◆ **Trecho do documento**:
· · ·
Sempre que escrevo estas crônicas me assalta certa dúvida ou angústia: não sei se estou me dirigindo mais ao público masculino ou ao feminino. Onde me refiro ao leitor, talvez tivesse que escrever leitora. Ou diplomaticamente, como certo ex-presidente da República, devesse escrever: leitoras e leitores. Outra opção seria usar uma expressão utilizada atualmente: caro(a) leitor(a). Acho horrível essa última. Elimina toda a intimidade, toda a aproximação que os cronistas pretendem com seus leitores. Dá ideia de um carimbo, que serve para todo tipo de documento.
Machado de Assis, em algumas de suas obras, costumava dirigir-se às leitoras, provavelmente porque eram elas, na época, que mais se deleitavam com a leitura de romances. Sei que as feministas se revoltam com o que pretendem ser um preconceito, do qual bastam poucos exemplos: se numa classe existem 50 meninas e um só menino, todos vão ser classificados como alunos. Se uma mulher se destaca na Câmara, certamente será mencionada como o melhor vereador.
· · ·
◆ **O que fazer**: Retome a crônica sobre a forma de se dirigir a leitores e leitoras, continuando a partir da última frase do trecho. A listagem não precisa ser consultada.
· · ·
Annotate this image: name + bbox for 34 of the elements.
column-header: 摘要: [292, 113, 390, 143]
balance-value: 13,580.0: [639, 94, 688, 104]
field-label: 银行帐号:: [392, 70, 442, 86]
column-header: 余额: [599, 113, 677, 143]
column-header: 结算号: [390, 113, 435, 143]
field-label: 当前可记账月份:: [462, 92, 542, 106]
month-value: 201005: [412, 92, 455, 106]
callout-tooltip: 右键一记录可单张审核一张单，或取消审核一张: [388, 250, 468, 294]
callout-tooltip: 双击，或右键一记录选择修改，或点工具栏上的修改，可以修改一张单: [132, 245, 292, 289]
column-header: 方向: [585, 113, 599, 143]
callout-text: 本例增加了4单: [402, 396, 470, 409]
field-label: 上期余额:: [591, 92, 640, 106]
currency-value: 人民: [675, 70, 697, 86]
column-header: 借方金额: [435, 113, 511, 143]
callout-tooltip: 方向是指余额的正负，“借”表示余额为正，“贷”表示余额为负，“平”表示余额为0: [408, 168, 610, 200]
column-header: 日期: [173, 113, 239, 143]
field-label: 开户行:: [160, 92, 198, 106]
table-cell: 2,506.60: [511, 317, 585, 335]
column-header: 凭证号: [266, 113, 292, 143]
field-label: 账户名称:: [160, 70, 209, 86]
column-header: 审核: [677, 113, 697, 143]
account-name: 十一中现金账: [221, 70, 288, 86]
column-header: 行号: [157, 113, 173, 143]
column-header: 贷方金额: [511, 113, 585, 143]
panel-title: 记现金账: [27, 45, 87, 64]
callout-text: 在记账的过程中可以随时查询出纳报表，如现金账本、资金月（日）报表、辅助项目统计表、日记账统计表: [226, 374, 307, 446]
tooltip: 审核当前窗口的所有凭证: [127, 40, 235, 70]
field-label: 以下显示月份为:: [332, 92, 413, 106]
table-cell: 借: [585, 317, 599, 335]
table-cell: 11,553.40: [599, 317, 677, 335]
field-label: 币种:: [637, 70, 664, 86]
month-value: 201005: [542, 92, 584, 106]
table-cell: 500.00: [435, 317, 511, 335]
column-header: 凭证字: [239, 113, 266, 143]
· · ·
◆ **Resultado abaixo**:
Mas vamos encarar essa situação de outra maneira: como um privilégio, uma distinção dada às mulheres. Não, não estou falando besteira. Algumas vezes a palavra masculina, principalmente no plural (alunos), corresponde ao antigo neutro do latim, servindo, portanto, para os dois sexos. Algo assim como alumnum (quem passou pelas aulas de latim sabe que o famigerado neutro sempre termina em um). Não por coincidência, tal terminação só poderia ter evoluído para “o”, isto é, alumnum virou aluno (há atualmente uma tentativa de substituir a terminação neutra por um “x” ou pelo símbolo de “arroba”). Os nomes femininos, para serem diferenciados, foram acrescidos de uma terminação, que se denomina desinência. Desse modo, os elementos femininos podem figurar em duas classes: o feminino (aluna) e o neutro (aluno ou alunos), o que não acontece com os marmanjos. Uma vendedora, por exemplo, pertence à classe geral dos vendedores e à classe particular das vendedoras, onde nenhum marmanjo pode colocar o pé. É como se as meninas pudessem participar do clube do Bolinha, mas os meninos não pudessem fazê-lo no clube da Luluzinha. Responda, leitora, isso não é um privilégio?
Como nas crônicas pretendo dirigir-me à individualidade dos leitores, optei por expressar-me considerando a forma neutra (leitor ou leitores), com a certeza de que estou publicando uma crônica unissex, dirigindo-me a todos, homens e mulheres deste imenso Brasil (não exagera, cara!). Crônica publicada no Jornal A Gazeta de SBS em 06/10/2018.